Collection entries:
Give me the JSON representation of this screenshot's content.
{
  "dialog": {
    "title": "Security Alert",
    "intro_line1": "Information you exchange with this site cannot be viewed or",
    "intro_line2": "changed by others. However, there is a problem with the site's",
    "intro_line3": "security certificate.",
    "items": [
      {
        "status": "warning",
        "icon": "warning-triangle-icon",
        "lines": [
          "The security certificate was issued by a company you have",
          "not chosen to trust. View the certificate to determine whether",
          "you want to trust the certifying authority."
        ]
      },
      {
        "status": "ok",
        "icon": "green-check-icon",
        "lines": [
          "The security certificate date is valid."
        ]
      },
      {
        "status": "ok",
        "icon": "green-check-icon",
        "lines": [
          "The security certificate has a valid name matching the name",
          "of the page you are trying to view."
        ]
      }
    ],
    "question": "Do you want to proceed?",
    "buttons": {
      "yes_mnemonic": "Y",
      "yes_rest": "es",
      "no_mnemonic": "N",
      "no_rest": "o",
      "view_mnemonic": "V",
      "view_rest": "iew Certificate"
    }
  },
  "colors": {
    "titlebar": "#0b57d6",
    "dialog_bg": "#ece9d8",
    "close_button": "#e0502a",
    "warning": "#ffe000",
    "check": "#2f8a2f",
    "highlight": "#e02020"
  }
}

...

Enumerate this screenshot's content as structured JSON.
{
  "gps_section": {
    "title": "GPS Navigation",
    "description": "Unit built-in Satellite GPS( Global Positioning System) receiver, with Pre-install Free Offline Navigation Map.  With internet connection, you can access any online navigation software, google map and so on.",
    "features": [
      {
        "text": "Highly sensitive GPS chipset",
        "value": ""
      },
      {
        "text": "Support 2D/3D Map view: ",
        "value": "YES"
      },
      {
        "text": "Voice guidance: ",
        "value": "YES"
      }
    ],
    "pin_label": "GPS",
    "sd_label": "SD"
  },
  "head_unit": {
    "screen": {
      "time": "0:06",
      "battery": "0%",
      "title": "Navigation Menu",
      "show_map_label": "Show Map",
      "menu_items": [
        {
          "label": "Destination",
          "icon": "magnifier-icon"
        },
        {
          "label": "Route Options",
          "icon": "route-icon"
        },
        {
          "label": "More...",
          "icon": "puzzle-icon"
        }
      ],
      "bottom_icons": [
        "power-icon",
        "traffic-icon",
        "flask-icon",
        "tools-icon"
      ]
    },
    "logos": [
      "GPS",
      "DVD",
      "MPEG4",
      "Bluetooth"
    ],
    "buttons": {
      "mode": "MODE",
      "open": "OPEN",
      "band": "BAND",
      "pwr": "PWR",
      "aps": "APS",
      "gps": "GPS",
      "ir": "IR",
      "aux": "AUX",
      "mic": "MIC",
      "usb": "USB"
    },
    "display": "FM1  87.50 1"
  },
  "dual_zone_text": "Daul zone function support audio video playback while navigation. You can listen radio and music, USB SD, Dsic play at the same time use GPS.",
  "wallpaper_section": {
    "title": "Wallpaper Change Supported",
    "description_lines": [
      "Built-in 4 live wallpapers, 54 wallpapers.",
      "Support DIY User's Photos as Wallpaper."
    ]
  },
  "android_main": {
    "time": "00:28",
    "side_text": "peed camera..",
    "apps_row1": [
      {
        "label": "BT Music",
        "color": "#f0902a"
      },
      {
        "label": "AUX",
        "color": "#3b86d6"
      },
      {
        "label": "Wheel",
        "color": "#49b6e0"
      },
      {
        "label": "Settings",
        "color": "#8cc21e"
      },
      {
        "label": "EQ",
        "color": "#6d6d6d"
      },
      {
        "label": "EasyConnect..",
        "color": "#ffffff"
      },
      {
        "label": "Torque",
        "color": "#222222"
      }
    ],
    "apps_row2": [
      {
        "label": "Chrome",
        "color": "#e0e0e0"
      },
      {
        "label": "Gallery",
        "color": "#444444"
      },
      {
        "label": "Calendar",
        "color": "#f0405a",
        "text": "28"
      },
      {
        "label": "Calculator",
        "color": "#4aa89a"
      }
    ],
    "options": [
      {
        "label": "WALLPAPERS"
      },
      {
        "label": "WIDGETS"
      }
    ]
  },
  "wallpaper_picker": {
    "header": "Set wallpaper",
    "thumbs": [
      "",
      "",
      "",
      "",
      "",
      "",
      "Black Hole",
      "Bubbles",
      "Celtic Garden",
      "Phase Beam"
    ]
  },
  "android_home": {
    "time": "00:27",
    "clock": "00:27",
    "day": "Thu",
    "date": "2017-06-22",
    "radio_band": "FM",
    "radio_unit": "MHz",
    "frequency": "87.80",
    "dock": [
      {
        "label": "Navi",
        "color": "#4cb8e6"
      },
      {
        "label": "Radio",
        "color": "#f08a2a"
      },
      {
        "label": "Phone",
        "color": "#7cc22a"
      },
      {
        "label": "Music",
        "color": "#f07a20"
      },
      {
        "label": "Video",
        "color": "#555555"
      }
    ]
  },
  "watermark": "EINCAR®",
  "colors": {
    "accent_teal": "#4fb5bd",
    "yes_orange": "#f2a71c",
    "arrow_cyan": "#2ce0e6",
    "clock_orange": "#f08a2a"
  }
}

• **Task**
Copy each line of the listing in which the word "want" can be found.

• **Answer to the task**
          "you want to trust the certifying authority."
    "question": "Do you want to proceed?",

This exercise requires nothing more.